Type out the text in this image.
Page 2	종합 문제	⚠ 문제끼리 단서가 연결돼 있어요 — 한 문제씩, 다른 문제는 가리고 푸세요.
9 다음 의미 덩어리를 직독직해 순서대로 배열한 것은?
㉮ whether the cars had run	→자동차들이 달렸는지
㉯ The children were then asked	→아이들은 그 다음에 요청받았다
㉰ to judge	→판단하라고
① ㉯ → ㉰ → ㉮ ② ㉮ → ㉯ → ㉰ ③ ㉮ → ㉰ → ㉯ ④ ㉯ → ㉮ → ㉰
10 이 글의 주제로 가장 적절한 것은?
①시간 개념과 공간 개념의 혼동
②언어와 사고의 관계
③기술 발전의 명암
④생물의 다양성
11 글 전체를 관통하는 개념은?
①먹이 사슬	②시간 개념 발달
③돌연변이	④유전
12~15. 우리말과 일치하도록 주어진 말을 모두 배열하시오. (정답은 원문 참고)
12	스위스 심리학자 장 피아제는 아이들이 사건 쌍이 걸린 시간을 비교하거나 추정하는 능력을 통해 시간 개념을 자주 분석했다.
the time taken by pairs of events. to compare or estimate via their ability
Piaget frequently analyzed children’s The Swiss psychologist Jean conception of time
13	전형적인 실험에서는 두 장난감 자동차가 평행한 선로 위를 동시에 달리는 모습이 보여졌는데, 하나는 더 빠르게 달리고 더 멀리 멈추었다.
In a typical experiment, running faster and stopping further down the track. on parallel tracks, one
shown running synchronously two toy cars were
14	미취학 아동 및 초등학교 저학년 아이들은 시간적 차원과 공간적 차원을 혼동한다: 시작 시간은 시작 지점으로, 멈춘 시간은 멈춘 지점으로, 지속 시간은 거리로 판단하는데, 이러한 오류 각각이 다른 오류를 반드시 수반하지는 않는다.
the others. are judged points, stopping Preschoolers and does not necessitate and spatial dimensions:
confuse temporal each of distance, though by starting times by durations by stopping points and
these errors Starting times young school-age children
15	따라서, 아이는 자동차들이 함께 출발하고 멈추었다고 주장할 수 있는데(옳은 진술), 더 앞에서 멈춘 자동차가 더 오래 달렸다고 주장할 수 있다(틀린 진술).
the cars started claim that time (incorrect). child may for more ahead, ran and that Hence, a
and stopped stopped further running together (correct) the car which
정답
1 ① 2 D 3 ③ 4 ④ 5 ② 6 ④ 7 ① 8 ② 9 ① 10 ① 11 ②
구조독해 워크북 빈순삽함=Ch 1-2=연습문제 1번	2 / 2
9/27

------------------------------------------------------------------------

WORK REQUIRED >>
Of the lines in the listing, how many hold the word "stopping"? Nothing but the number is needed.

RESPONSE TO THE TASK >>
3